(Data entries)
%%

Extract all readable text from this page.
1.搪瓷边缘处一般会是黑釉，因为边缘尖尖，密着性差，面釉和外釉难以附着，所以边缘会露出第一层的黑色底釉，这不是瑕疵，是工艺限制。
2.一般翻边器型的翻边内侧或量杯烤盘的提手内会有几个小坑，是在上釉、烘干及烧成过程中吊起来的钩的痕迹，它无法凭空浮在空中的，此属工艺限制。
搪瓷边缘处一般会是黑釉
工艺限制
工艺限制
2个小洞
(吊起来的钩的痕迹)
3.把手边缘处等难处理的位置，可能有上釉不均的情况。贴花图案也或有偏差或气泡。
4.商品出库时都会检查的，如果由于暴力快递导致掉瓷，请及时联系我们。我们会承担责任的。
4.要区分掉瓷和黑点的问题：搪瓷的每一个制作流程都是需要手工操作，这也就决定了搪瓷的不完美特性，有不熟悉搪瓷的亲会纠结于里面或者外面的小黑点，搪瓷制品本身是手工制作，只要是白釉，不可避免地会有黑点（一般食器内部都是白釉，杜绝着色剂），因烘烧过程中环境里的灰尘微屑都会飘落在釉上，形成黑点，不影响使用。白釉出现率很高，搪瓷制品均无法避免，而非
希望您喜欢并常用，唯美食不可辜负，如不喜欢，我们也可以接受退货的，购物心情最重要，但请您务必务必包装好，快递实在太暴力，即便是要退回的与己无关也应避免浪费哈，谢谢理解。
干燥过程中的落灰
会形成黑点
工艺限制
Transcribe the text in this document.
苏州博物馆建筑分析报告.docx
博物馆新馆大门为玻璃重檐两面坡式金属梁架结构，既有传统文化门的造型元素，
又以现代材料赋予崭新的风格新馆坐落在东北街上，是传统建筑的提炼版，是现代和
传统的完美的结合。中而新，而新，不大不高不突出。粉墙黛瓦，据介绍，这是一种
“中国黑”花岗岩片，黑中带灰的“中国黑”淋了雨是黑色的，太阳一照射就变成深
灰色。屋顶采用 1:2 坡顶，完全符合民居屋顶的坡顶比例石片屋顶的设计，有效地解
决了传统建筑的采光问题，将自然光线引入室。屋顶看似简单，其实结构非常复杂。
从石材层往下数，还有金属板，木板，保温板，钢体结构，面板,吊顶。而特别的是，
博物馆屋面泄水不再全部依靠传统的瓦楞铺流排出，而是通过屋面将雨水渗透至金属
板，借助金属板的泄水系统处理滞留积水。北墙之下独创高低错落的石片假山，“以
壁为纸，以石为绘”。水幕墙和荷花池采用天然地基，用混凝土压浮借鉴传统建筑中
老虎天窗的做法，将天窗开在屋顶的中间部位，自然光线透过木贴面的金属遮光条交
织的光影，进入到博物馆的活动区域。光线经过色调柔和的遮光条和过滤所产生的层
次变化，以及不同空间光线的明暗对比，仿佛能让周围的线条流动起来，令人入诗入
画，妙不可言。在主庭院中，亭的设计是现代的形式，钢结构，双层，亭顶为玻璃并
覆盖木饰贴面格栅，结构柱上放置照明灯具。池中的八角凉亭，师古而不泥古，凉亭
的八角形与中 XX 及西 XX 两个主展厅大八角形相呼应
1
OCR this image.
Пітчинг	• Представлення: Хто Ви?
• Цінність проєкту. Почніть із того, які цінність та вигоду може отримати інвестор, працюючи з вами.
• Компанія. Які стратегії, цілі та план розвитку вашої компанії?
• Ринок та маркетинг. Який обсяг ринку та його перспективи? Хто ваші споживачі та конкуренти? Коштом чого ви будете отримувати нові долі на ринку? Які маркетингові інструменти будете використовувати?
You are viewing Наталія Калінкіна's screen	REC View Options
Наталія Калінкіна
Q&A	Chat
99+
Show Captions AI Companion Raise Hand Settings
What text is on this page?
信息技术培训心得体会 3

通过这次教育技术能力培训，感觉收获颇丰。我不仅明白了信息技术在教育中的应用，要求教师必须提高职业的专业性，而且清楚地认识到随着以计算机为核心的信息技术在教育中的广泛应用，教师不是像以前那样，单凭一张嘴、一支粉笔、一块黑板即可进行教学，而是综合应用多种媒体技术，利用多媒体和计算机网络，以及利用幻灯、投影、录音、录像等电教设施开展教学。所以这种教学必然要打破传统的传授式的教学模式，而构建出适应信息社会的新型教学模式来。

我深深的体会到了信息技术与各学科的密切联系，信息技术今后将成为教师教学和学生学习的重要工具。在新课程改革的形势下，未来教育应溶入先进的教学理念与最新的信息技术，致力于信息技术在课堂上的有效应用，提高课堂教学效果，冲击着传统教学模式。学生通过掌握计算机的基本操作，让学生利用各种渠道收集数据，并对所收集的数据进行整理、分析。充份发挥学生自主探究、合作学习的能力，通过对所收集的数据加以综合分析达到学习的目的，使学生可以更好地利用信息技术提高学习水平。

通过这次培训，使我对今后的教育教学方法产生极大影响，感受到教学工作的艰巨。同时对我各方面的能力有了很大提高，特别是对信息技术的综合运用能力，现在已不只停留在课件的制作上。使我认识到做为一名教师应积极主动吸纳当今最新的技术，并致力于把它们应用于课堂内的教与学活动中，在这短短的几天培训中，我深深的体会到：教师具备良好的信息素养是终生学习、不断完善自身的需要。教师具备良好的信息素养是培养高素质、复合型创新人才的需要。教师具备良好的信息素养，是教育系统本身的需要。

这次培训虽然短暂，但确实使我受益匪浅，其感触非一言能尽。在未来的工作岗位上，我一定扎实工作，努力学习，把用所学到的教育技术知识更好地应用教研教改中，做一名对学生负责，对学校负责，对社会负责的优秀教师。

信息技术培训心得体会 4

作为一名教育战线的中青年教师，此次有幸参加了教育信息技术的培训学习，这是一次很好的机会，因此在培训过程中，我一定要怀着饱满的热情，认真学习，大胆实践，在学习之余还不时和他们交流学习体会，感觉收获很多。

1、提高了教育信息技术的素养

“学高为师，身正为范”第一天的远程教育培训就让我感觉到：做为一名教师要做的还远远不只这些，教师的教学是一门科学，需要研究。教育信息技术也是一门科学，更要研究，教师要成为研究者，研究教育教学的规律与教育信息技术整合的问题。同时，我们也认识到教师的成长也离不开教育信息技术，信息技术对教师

%%

TASK DETAILS:
Return all of the entries exactly as they were supplied.

SOLUTION FOR THIS TASK:
Extract all readable text from this page.
1.搪瓷边缘处一般会是黑釉，因为边缘尖尖，密着性差，面釉和外釉难以附着，所以边缘会露出第一层的黑色底釉，这不是瑕疵，是工艺限制。
2.一般翻边器型的翻边内侧或量杯烤盘的提手内会有几个小坑，是在上釉、烘干及烧成过程中吊起来的钩的痕迹，它无法凭空浮在空中的，此属工艺限制。
搪瓷边缘处一般会是黑釉
工艺限制
工艺限制
2个小洞
(吊起来的钩的痕迹)
3.把手边缘处等难处理的位置，可能有上釉不均的情况。贴花图案也或有偏差或气泡。
4.商品出库时都会检查的，如果由于暴力快递导致掉瓷，请及时联系我们。我们会承担责任的。
4.要区分掉瓷和黑点的问题：搪瓷的每一个制作流程都是需要手工操作，这也就决定了搪瓷的不完美特性，有不熟悉搪瓷的亲会纠结于里面或者外面的小黑点，搪瓷制品本身是手工制作，只要是白釉，不可避免地会有黑点（一般食器内部都是白釉，杜绝着色剂），因烘烧过程中环境里的灰尘微屑都会飘落在釉上，形成黑点，不影响使用。白釉出现率很高，搪瓷制品均无法避免，而非
希望您喜欢并常用，唯美食不可辜负，如不喜欢，我们也可以接受退货的，购物心情最重要，但请您务必务必包装好，快递实在太暴力，即便是要退回的与己无关也应避免浪费哈，谢谢理解。
干燥过程中的落灰
会形成黑点
工艺限制
Transcribe the text in this document.
苏州博物馆建筑分析报告.docx
博物馆新馆大门为玻璃重檐两面坡式金属梁架结构，既有传统文化门的造型元素，
又以现代材料赋予崭新的风格新馆坐落在东北街上，是传统建筑的提炼版，是现代和
传统的完美的结合。中而新，而新，不大不高不突出。粉墙黛瓦，据介绍，这是一种
“中国黑”花岗岩片，黑中带灰的“中国黑”淋了雨是黑色的，太阳一照射就变成深
灰色。屋顶采用 1:2 坡顶，完全符合民居屋顶的坡顶比例石片屋顶的设计，有效地解
决了传统建筑的采光问题，将自然光线引入室。屋顶看似简单，其实结构非常复杂。
从石材层往下数，还有金属板，木板，保温板，钢体结构，面板,吊顶。而特别的是，
博物馆屋面泄水不再全部依靠传统的瓦楞铺流排出，而是通过屋面将雨水渗透至金属
板，借助金属板的泄水系统处理滞留积水。北墙之下独创高低错落的石片假山，“以
壁为纸，以石为绘”。水幕墙和荷花池采用天然地基，用混凝土压浮借鉴传统建筑中
老虎天窗的做法，将天窗开在屋顶的中间部位，自然光线透过木贴面的金属遮光条交
织的光影，进入到博物馆的活动区域。光线经过色调柔和的遮光条和过滤所产生的层
次变化，以及不同空间光线的明暗对比，仿佛能让周围的线条流动起来，令人入诗入
画，妙不可言。在主庭院中，亭的设计是现代的形式，钢结构，双层，亭顶为玻璃并
覆盖木饰贴面格栅，结构柱上放置照明灯具。池中的八角凉亭，师古而不泥古，凉亭
的八角形与中 XX 及西 XX 两个主展厅大八角形相呼应
1
OCR this image.
Пітчинг	• Представлення: Хто Ви?
• Цінність проєкту. Почніть із того, які цінність та вигоду може отримати інвестор, працюючи з вами.
• Компанія. Які стратегії, цілі та план розвитку вашої компанії?
• Ринок та маркетинг. Який обсяг ринку та його перспективи? Хто ваші споживачі та конкуренти? Коштом чого ви будете отримувати нові долі на ринку? Які маркетингові інструменти будете використовувати?
You are viewing Наталія Калінкіна's screen	REC View Options
Наталія Калінкіна
Q&A	Chat
99+
Show Captions AI Companion Raise Hand Settings
What text is on this page?
信息技术培训心得体会 3

通过这次教育技术能力培训，感觉收获颇丰。我不仅明白了信息技术在教育中的应用，要求教师必须提高职业的专业性，而且清楚地认识到随着以计算机为核心的信息技术在教育中的广泛应用，教师不是像以前那样，单凭一张嘴、一支粉笔、一块黑板即可进行教学，而是综合应用多种媒体技术，利用多媒体和计算机网络，以及利用幻灯、投影、录音、录像等电教设施开展教学。所以这种教学必然要打破传统的传授式的教学模式，而构建出适应信息社会的新型教学模式来。

我深深的体会到了信息技术与各学科的密切联系，信息技术今后将成为教师教学和学生学习的重要工具。在新课程改革的形势下，未来教育应溶入先进的教学理念与最新的信息技术，致力于信息技术在课堂上的有效应用，提高课堂教学效果，冲击着传统教学模式。学生通过掌握计算机的基本操作，让学生利用各种渠道收集数据，并对所收集的数据进行整理、分析。充份发挥学生自主探究、合作学习的能力，通过对所收集的数据加以综合分析达到学习的目的，使学生可以更好地利用信息技术提高学习水平。

通过这次培训，使我对今后的教育教学方法产生极大影响，感受到教学工作的艰巨。同时对我各方面的能力有了很大提高，特别是对信息技术的综合运用能力，现在已不只停留在课件的制作上。使我认识到做为一名教师应积极主动吸纳当今最新的技术，并致力于把它们应用于课堂内的教与学活动中，在这短短的几天培训中，我深深的体会到：教师具备良好的信息素养是终生学习、不断完善自身的需要。教师具备良好的信息素养是培养高素质、复合型创新人才的需要。教师具备良好的信息素养，是教育系统本身的需要。

这次培训虽然短暂，但确实使我受益匪浅，其感触非一言能尽。在未来的工作岗位上，我一定扎实工作，努力学习，把用所学到的教育技术知识更好地应用教研教改中，做一名对学生负责，对学校负责，对社会负责的优秀教师。

信息技术培训心得体会 4

作为一名教育战线的中青年教师，此次有幸参加了教育信息技术的培训学习，这是一次很好的机会，因此在培训过程中，我一定要怀着饱满的热情，认真学习，大胆实践，在学习之余还不时和他们交流学习体会，感觉收获很多。

1、提高了教育信息技术的素养

“学高为师，身正为范”第一天的远程教育培训就让我感觉到：做为一名教师要做的还远远不只这些，教师的教学是一门科学，需要研究。教育信息技术也是一门科学，更要研究，教师要成为研究者，研究教育教学的规律与教育信息技术整合的问题。同时，我们也认识到教师的成长也离不开教育信息技术，信息技术对教师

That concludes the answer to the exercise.